Output the data exactly, with every line intact.

§ **Given entries**

========

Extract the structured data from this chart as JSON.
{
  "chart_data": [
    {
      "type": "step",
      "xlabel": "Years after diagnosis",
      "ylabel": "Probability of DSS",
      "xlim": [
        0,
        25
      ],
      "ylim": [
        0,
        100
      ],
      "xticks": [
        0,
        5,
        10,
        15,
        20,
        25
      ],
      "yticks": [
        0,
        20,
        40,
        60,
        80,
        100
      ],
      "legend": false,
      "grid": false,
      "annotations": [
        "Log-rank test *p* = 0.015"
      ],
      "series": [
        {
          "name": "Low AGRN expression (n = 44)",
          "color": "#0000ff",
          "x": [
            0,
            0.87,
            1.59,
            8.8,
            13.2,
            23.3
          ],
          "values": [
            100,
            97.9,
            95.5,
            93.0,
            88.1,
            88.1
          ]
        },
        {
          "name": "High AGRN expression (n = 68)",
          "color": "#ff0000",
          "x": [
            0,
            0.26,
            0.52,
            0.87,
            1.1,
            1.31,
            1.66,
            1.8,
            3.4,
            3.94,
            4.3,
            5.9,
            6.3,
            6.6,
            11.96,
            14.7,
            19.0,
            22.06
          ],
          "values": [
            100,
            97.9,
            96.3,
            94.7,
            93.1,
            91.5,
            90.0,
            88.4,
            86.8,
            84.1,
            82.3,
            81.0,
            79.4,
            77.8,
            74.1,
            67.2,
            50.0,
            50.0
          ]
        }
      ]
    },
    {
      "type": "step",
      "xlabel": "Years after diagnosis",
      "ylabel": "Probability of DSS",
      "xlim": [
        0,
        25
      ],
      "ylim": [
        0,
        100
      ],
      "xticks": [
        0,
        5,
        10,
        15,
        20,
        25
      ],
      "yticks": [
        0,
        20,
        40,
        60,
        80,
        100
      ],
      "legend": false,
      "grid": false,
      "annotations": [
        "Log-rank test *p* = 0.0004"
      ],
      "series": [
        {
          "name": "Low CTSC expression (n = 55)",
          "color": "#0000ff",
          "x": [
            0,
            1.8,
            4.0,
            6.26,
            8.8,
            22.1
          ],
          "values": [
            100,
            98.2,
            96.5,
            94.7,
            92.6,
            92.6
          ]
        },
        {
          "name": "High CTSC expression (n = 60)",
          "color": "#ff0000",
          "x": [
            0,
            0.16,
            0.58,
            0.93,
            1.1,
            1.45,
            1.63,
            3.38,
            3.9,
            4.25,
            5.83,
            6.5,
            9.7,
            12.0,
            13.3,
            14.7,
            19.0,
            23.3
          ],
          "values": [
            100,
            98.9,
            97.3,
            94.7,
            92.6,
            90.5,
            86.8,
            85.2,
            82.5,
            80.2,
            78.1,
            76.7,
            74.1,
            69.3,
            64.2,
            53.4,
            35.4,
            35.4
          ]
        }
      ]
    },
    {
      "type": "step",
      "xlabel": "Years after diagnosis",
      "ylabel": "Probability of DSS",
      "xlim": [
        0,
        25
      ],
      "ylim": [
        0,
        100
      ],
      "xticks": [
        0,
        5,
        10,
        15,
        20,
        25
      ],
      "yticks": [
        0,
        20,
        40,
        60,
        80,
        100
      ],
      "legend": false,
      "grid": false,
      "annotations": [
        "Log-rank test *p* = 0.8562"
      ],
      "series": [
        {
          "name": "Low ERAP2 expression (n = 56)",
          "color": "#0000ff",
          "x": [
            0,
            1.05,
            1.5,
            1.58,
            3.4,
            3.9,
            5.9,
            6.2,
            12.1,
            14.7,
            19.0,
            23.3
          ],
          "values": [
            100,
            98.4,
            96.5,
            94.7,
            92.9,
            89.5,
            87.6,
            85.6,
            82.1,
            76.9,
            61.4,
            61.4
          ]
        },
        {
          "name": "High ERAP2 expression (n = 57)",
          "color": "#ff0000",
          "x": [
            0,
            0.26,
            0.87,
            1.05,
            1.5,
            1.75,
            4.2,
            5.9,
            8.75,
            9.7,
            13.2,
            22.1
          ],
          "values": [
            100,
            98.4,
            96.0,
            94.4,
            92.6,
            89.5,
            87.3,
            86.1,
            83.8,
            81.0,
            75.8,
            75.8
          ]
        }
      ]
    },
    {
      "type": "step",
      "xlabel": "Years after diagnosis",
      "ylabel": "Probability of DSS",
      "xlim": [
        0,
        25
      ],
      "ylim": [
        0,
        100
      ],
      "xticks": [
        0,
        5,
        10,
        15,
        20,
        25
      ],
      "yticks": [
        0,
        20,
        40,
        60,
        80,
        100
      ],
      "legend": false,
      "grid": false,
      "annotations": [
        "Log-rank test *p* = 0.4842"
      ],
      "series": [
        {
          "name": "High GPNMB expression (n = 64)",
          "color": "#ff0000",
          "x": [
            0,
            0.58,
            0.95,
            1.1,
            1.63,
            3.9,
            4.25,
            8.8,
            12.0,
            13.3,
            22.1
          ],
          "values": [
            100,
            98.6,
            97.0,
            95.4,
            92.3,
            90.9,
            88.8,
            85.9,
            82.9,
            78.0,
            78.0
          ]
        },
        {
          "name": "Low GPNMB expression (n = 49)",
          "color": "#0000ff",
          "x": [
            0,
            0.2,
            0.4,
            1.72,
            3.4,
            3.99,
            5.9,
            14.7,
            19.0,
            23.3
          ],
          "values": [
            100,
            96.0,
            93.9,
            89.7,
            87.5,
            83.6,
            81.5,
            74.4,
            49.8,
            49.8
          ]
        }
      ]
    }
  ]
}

========

§ **Exercise output**
Extract the structured data from this chart as JSON.
{
  "chart_data": [
    {
      "type": "step",
      "xlabel": "Years after diagnosis",
      "ylabel": "Probability of DSS",
      "xlim": [
        0,
        25
      ],
      "ylim": [
        0,
        100
      ],
      "xticks": [
        0,
        5,
        10,
        15,
        20,
        25
      ],
      "yticks": [
        0,
        20,
        40,
        60,
        80,
        100
      ],
      "legend": false,
      "grid": false,
      "annotations": [
        "Log-rank test *p* = 0.015"
      ],
      "series": [
        {
          "name": "Low AGRN expression (n = 44)",
          "color": "#0000ff",
          "x": [
            0,
            0.87,
            1.59,
            8.8,
            13.2,
            23.3
          ],
          "values": [
            100,
            97.9,
            95.5,
            93.0,
            88.1,
            88.1
          ]
        },
        {
          "name": "High AGRN expression (n = 68)",
          "color": "#ff0000",
          "x": [
            0,
            0.26,
            0.52,
            0.87,
            1.1,
            1.31,
            1.66,
            1.8,
            3.4,
            3.94,
            4.3,
            5.9,
            6.3,
            6.6,
            11.96,
            14.7,
            19.0,
            22.06
          ],
          "values": [
            100,
            97.9,
            96.3,
            94.7,
            93.1,
            91.5,
            90.0,
            88.4,
            86.8,
            84.1,
            82.3,
            81.0,
            79.4,
            77.8,
            74.1,
            67.2,
            50.0,
            50.0
          ]
        }
      ]
    },
    {
      "type": "step",
      "xlabel": "Years after diagnosis",
      "ylabel": "Probability of DSS",
      "xlim": [
        0,
        25
      ],
      "ylim": [
        0,
        100
      ],
      "xticks": [
        0,
        5,
        10,
        15,
        20,
        25
      ],
      "yticks": [
        0,
        20,
        40,
        60,
        80,
        100
      ],
      "legend": false,
      "grid": false,
      "annotations": [
        "Log-rank test *p* = 0.0004"
      ],
      "series": [
        {
          "name": "Low CTSC expression (n = 55)",
          "color": "#0000ff",
          "x": [
            0,
            1.8,
            4.0,
            6.26,
            8.8,
            22.1
          ],
          "values": [
            100,
            98.2,
            96.5,
            94.7,
            92.6,
            92.6
          ]
        },
        {
          "name": "High CTSC expression (n = 60)",
          "color": "#ff0000",
          "x": [
            0,
            0.16,
            0.58,
            0.93,
            1.1,
            1.45,
            1.63,
            3.38,
            3.9,
            4.25,
            5.83,
            6.5,
            9.7,
            12.0,
            13.3,
            14.7,
            19.0,
            23.3
          ],
          "values": [
            100,
            98.9,
            97.3,
            94.7,
            92.6,
            90.5,
            86.8,
            85.2,
            82.5,
            80.2,
            78.1,
            76.7,
            74.1,
            69.3,
            64.2,
            53.4,
            35.4,
            35.4
          ]
        }
      ]
    },
    {
      "type": "step",
      "xlabel": "Years after diagnosis",
      "ylabel": "Probability of DSS",
      "xlim": [
        0,
        25
      ],
      "ylim": [
        0,
        100
      ],
      "xticks": [
        0,
        5,
        10,
        15,
        20,
        25
      ],
      "yticks": [
        0,
        20,
        40,
        60,
        80,
        100
      ],
      "legend": false,
      "grid": false,
      "annotations": [
        "Log-rank test *p* = 0.8562"
      ],
      "series": [
        {
          "name": "Low ERAP2 expression (n = 56)",
          "color": "#0000ff",
          "x": [
            0,
            1.05,
            1.5,
            1.58,
            3.4,
            3.9,
            5.9,
            6.2,
            12.1,
            14.7,
            19.0,
            23.3
          ],
          "values": [
            100,
            98.4,
            96.5,
            94.7,
            92.9,
            89.5,
            87.6,
            85.6,
            82.1,
            76.9,
            61.4,
            61.4
          ]
        },
        {
          "name": "High ERAP2 expression (n = 57)",
          "color": "#ff0000",
          "x": [
            0,
            0.26,
            0.87,
            1.05,
            1.5,
            1.75,
            4.2,
            5.9,
            8.75,
            9.7,
            13.2,
            22.1
          ],
          "values": [
            100,
            98.4,
            96.0,
            94.4,
            92.6,
            89.5,
            87.3,
            86.1,
            83.8,
            81.0,
            75.8,
            75.8
          ]
        }
      ]
    },
    {
      "type": "step",
      "xlabel": "Years after diagnosis",
      "ylabel": "Probability of DSS",
      "xlim": [
        0,
        25
      ],
      "ylim": [
        0,
        100
      ],
      "xticks": [
        0,
        5,
        10,
        15,
        20,
        25
      ],
      "yticks": [
        0,
        20,
        40,
        60,
        80,
        100
      ],
      "legend": false,
      "grid": false,
      "annotations": [
        "Log-rank test *p* = 0.4842"
      ],
      "series": [
        {
          "name": "High GPNMB expression (n = 64)",
          "color": "#ff0000",
          "x": [
            0,
            0.58,
            0.95,
            1.1,
            1.63,
            3.9,
            4.25,
            8.8,
            12.0,
            13.3,
            22.1
          ],
          "values": [
            100,
            98.6,
            97.0,
            95.4,
            92.3,
            90.9,
            88.8,
            85.9,
            82.9,
            78.0,
            78.0
          ]
        },
        {
          "name": "Low GPNMB expression (n = 49)",
          "color": "#0000ff",
          "x": [
            0,
            0.2,
            0.4,
            1.72,
            3.4,
            3.99,
            5.9,
            14.7,
            19.0,
            23.3
          ],
          "values": [
            100,
            96.0,
            93.9,
            89.7,
            87.5,
            83.6,
            81.5,
            74.4,
            49.8,
            49.8
          ]
        }
      ]
    }
  ]
}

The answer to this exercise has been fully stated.